Locate each line below that includes "Linear" and reproduce it.

(Entries with figure data)
------------------------------

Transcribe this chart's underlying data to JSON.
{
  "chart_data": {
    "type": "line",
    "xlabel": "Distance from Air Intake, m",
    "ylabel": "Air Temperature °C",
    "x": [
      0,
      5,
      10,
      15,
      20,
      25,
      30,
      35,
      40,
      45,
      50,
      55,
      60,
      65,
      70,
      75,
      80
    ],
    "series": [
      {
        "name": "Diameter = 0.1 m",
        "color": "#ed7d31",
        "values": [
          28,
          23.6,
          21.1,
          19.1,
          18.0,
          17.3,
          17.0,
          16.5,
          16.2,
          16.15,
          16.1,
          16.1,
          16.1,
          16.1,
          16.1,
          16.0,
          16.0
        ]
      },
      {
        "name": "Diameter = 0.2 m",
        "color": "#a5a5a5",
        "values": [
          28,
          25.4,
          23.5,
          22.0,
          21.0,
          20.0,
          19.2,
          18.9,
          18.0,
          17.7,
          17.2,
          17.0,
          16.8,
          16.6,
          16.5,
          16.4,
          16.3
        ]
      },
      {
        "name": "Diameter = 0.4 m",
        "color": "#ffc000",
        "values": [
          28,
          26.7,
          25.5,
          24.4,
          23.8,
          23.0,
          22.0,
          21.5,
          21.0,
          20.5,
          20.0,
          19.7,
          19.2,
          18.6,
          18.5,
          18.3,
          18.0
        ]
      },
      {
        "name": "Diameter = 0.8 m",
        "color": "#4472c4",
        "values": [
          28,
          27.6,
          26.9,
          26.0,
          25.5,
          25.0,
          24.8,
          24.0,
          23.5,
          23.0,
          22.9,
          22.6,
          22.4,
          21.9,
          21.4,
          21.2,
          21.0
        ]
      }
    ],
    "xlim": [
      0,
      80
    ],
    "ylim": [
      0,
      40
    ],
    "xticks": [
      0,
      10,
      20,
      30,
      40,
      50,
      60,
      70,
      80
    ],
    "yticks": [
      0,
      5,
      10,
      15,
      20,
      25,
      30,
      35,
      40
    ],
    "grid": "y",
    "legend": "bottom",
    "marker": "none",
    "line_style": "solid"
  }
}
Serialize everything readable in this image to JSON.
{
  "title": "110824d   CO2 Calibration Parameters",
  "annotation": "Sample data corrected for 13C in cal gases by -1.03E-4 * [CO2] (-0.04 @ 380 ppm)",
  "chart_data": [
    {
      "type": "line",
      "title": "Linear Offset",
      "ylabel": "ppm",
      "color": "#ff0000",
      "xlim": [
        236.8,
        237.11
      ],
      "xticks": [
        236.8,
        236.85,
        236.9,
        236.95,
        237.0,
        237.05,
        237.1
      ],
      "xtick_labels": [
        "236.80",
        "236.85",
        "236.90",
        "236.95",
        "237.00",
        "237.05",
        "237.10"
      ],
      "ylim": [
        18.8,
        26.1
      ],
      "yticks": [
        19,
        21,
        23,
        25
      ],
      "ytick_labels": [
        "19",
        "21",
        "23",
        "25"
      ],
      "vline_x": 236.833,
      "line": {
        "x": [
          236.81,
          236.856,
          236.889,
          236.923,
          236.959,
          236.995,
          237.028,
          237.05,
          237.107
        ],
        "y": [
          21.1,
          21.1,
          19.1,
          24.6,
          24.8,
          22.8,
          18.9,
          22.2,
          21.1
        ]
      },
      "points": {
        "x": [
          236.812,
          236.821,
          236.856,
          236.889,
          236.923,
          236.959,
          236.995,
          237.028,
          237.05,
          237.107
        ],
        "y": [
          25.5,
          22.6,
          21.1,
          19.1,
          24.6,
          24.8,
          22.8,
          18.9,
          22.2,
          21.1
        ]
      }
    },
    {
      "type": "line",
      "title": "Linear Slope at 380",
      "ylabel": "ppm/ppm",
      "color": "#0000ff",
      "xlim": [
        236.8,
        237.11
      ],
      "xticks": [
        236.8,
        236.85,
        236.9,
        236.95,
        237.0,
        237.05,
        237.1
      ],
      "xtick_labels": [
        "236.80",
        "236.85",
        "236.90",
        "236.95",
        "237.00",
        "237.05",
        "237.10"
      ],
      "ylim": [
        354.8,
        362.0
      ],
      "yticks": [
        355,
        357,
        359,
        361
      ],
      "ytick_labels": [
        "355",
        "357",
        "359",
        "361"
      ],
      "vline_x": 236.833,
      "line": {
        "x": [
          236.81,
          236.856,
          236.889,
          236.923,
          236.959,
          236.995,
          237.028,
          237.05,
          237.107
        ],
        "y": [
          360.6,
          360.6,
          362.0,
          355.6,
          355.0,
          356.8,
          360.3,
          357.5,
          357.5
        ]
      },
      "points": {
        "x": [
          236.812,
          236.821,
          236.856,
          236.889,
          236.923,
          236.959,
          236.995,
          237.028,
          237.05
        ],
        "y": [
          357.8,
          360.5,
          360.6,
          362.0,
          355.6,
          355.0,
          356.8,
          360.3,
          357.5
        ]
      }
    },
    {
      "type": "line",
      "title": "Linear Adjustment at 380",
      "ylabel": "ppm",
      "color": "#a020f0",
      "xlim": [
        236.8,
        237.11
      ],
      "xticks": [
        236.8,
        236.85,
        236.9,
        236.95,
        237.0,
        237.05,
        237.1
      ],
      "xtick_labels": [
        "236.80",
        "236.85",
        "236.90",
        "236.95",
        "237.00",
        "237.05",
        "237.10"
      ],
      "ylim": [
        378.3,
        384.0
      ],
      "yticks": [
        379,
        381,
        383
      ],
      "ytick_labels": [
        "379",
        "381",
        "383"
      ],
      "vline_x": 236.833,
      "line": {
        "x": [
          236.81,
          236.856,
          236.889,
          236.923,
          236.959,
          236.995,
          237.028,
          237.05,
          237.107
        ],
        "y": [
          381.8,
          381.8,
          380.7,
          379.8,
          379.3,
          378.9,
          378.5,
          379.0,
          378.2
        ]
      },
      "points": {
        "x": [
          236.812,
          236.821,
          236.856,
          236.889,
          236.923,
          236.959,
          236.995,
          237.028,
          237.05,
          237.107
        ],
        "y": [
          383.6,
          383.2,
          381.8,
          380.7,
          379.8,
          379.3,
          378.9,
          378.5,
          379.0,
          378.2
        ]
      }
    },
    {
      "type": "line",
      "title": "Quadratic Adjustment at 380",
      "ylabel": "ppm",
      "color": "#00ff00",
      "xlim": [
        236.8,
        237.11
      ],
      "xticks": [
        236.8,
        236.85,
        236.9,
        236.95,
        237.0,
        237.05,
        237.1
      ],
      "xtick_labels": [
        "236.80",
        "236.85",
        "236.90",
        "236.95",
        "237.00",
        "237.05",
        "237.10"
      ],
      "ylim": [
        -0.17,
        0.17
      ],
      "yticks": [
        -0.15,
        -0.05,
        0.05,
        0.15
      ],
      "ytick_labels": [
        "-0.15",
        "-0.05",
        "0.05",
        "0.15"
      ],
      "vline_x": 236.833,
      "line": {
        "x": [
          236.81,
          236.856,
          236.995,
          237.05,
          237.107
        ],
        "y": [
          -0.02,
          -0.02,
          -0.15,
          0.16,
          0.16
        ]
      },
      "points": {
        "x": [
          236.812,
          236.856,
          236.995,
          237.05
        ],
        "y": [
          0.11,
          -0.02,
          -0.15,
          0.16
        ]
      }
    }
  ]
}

------------------------------

Written response.
      "title": "Linear Offset",
      "title": "Linear Slope at 380",
      "title": "Linear Adjustment at 380",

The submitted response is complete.